_Task:_ Show each line from the listing that includes the word "price".

_Data provided:_
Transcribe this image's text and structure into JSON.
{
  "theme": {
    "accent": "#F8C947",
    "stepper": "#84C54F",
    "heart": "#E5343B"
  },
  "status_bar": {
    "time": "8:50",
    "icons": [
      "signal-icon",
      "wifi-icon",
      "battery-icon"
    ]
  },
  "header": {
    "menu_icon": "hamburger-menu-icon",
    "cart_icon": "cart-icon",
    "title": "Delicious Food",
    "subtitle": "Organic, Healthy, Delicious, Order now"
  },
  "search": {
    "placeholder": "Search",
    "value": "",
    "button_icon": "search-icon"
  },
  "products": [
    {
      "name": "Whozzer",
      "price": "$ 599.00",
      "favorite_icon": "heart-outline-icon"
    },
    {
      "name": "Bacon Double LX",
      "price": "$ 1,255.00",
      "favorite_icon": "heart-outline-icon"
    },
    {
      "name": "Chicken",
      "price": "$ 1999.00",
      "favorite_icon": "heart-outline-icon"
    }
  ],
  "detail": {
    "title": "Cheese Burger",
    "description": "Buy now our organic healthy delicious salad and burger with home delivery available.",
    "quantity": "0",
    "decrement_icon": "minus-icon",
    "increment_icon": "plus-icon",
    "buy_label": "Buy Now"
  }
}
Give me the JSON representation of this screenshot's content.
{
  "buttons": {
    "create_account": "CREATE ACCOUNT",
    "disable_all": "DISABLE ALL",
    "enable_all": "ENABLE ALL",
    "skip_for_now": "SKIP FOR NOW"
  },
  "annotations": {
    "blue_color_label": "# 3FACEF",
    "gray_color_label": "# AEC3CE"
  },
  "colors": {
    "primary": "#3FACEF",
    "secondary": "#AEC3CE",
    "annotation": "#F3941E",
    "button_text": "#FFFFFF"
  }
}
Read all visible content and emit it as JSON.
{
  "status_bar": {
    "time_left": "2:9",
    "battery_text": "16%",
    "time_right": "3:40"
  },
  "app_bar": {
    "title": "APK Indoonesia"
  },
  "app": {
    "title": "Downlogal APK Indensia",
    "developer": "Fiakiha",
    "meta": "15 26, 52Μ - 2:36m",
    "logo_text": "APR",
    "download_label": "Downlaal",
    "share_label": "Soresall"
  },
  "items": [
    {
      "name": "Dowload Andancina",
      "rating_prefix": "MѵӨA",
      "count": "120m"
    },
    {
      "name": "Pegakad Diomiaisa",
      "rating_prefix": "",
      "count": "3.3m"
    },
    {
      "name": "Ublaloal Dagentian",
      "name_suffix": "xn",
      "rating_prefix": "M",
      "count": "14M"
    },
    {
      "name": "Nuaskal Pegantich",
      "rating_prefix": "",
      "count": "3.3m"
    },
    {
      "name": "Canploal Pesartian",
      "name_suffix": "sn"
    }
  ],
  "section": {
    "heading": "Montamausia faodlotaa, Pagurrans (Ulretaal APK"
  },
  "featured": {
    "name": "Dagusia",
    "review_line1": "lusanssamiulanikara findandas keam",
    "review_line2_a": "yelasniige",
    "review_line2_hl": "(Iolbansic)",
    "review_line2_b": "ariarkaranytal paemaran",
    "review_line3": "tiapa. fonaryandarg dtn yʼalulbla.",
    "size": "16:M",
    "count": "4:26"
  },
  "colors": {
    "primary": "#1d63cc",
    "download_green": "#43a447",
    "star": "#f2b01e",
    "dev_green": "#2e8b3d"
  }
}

_Result:_
      "price": "$ 599.00",
      "price": "$ 1,255.00",
      "price": "$ 1999.00",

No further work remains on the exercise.